Written problem. Using the listing below, give the number of lines where "HealthCare" appears, and nothing else.

[Data items]
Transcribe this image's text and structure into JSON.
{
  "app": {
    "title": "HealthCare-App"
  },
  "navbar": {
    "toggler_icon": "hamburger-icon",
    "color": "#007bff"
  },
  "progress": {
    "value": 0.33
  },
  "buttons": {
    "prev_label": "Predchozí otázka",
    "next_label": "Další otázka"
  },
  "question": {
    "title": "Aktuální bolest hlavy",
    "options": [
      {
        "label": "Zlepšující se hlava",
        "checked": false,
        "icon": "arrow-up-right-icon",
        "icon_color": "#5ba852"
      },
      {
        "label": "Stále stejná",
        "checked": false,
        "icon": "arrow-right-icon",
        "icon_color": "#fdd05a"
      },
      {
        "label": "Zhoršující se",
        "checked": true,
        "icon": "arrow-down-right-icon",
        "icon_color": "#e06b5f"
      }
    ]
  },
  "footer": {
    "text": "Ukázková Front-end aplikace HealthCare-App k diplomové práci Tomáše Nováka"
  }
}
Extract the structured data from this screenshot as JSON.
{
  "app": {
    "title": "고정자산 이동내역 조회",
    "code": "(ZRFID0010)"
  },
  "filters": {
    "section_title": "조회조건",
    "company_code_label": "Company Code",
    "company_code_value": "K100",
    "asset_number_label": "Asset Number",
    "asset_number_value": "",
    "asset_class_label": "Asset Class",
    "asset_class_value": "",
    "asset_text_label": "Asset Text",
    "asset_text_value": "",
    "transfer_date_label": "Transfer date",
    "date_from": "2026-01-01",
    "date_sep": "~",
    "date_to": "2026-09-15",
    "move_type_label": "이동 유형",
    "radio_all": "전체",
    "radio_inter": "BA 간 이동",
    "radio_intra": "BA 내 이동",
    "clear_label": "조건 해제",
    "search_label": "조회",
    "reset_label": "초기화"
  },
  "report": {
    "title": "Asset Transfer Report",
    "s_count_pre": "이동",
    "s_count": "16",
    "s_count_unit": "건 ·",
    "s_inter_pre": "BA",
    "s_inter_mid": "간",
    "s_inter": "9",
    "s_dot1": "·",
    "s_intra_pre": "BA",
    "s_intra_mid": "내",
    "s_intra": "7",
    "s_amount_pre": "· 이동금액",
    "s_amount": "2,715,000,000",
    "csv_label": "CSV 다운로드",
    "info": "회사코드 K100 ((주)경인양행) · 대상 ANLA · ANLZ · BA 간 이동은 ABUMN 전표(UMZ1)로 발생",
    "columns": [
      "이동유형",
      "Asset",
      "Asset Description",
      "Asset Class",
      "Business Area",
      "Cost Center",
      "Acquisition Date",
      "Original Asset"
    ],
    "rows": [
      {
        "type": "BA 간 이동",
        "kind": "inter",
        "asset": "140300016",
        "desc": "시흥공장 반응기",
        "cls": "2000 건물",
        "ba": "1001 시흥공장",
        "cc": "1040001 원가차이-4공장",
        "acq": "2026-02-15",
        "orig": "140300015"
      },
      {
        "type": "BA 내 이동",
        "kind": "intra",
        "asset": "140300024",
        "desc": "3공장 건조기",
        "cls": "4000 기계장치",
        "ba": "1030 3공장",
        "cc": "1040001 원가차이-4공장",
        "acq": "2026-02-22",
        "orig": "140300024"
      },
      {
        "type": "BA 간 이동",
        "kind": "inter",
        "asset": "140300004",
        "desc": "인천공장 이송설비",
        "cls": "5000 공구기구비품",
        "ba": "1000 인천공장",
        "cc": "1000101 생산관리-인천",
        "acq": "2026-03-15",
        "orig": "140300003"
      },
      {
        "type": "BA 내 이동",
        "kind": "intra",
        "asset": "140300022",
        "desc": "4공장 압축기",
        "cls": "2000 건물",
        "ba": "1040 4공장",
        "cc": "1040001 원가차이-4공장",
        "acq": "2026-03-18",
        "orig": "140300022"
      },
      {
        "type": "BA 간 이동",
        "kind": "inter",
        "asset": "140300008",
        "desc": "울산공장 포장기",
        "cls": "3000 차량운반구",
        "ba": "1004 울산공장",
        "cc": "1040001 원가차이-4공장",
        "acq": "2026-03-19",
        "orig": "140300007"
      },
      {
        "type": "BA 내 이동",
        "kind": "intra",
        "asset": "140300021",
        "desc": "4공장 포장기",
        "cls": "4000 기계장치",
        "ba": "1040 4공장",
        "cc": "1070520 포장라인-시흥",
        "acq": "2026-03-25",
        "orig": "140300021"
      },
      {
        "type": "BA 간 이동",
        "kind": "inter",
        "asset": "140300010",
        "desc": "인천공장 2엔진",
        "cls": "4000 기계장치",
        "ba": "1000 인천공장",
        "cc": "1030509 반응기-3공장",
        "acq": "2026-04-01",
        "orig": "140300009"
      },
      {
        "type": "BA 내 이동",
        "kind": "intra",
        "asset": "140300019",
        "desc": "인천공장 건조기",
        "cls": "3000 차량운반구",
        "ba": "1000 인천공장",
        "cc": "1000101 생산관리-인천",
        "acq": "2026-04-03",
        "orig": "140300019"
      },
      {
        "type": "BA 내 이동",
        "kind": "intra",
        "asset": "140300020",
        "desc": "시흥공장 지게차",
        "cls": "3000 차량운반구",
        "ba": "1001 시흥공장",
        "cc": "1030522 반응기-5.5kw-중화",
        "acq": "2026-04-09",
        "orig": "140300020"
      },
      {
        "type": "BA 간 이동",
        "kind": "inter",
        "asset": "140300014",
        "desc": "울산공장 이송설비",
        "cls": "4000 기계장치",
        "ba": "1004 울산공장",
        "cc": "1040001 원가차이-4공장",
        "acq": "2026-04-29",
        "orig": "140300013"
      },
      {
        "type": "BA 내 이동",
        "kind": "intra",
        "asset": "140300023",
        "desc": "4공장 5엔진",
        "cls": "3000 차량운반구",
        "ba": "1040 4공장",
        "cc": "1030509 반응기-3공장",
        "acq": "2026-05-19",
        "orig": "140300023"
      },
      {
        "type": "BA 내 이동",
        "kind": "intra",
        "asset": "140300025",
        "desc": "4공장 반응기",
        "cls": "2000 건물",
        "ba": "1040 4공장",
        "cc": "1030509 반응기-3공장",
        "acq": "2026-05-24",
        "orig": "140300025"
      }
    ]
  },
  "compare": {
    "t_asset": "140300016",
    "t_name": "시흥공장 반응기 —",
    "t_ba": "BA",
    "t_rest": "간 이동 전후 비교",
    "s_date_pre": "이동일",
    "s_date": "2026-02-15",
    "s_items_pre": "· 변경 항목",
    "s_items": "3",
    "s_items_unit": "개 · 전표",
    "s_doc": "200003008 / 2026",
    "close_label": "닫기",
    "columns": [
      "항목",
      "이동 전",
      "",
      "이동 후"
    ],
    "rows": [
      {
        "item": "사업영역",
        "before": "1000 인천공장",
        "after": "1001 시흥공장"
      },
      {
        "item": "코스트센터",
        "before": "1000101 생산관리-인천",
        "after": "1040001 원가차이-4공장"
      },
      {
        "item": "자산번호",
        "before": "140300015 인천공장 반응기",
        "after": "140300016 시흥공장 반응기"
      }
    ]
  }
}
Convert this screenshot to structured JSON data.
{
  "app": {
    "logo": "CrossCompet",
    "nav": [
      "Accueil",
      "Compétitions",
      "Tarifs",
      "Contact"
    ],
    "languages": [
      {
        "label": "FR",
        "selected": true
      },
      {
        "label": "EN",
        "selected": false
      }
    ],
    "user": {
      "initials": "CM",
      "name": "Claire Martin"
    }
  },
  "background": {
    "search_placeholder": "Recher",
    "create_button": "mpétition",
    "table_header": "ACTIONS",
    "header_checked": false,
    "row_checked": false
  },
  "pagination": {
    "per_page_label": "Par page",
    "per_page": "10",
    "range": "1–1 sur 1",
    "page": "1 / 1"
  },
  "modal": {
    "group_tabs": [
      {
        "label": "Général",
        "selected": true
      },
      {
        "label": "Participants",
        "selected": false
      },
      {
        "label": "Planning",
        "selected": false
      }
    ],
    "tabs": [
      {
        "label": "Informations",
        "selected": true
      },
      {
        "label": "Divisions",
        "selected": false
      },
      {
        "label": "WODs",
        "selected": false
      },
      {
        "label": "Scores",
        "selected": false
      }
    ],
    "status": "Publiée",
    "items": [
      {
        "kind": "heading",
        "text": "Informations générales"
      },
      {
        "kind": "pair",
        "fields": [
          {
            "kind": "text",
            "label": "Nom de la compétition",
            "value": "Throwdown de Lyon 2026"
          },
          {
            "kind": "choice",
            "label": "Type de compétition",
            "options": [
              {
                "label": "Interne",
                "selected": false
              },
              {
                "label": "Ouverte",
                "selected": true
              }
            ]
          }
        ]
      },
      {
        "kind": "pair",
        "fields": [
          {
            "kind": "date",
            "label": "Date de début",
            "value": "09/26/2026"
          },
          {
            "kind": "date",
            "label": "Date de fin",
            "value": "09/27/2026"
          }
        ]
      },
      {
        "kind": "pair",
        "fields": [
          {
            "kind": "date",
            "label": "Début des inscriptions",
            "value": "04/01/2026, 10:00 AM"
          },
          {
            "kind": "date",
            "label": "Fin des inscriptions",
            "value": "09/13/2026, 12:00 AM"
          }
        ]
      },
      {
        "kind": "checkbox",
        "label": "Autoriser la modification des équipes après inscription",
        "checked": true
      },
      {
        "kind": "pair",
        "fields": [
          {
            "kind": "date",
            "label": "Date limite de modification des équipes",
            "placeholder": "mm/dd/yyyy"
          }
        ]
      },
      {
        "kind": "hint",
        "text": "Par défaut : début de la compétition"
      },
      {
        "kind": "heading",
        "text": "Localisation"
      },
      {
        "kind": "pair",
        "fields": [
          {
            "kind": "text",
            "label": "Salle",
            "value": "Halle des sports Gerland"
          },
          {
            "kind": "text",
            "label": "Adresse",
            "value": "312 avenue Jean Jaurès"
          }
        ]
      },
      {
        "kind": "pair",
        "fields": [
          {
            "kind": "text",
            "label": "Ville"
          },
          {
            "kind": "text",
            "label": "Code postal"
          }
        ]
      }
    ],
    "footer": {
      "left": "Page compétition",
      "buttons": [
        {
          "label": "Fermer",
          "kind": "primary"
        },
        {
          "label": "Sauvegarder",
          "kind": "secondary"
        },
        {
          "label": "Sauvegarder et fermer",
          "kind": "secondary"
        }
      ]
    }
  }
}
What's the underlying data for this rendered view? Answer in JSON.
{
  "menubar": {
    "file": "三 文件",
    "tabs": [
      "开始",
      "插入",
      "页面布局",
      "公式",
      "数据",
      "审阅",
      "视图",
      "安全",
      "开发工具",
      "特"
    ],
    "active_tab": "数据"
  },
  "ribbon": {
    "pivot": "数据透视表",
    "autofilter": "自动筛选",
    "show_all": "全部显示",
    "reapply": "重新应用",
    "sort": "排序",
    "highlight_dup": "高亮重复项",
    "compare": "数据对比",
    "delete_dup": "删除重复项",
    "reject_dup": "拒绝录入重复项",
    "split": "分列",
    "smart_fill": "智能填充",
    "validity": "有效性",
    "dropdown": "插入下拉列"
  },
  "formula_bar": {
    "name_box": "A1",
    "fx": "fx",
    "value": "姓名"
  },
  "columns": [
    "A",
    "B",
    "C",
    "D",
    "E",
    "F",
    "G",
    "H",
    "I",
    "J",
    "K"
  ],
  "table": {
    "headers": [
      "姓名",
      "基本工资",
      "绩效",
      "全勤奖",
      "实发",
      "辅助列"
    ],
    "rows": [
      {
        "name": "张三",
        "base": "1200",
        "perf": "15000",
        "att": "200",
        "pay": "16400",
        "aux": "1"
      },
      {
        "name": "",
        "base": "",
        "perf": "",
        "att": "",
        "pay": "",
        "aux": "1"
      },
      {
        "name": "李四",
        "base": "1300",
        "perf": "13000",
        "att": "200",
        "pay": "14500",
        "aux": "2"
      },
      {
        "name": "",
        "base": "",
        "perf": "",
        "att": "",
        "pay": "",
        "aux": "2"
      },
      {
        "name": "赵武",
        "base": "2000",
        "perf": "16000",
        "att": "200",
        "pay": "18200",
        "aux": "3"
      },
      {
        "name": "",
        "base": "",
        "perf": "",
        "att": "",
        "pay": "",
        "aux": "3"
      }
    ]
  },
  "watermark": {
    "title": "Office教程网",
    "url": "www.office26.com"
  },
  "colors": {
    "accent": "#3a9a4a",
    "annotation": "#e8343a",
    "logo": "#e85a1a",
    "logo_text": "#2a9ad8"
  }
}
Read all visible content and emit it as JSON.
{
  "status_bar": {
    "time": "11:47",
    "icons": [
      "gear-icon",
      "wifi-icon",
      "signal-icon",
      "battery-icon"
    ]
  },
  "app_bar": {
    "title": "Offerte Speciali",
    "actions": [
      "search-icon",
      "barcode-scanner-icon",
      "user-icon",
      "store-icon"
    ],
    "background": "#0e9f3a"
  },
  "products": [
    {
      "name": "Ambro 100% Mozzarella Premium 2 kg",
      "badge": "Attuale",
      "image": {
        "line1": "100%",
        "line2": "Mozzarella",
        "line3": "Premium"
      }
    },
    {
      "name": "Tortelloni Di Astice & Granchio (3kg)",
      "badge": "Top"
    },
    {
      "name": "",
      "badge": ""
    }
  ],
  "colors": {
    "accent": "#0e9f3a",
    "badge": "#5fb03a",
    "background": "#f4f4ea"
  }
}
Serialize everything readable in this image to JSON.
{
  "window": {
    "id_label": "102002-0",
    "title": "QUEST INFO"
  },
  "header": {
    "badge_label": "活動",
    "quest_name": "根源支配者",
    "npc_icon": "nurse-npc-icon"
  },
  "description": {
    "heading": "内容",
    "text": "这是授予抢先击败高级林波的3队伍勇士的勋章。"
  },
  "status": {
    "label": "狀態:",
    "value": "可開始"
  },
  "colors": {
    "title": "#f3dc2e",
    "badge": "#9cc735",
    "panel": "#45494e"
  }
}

Right answer. 2